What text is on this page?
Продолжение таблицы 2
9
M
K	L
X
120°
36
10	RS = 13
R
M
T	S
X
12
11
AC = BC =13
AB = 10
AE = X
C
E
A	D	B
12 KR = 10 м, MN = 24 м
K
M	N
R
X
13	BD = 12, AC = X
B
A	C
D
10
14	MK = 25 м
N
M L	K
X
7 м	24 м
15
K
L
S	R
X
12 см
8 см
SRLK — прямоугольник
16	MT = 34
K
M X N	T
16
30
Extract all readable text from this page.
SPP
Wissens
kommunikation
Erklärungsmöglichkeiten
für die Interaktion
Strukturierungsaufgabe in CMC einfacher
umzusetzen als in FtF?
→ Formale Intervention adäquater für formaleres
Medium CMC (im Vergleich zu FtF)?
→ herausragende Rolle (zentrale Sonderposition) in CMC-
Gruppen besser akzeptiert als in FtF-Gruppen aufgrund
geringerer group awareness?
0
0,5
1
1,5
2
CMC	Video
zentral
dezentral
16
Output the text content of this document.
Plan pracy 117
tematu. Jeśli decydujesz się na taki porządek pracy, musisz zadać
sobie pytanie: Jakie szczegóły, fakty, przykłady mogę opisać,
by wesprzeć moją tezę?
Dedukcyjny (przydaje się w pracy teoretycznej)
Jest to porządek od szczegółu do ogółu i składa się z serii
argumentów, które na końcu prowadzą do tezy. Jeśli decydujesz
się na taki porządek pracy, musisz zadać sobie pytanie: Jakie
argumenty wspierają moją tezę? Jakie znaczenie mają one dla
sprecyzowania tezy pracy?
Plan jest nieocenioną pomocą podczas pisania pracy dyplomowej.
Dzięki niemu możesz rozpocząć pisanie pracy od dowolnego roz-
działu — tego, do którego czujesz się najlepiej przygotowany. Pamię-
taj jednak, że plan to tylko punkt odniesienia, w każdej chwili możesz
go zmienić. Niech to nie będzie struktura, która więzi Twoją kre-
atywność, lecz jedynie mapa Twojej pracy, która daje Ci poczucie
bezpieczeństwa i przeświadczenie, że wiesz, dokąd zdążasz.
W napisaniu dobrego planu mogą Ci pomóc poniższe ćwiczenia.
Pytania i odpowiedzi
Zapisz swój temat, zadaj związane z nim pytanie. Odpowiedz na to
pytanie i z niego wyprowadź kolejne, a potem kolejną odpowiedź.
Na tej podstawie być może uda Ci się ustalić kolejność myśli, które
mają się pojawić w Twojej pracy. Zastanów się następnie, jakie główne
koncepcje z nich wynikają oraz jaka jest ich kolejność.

(What this task involves): Read through the data and copy every line where "decydujesz" shows up.

(Response to this exercise):
tematu. Jeśli decydujesz się na taki porządek pracy, musisz zadać
argumentów, które na końcu prowadzą do tezy. Jeśli decydujesz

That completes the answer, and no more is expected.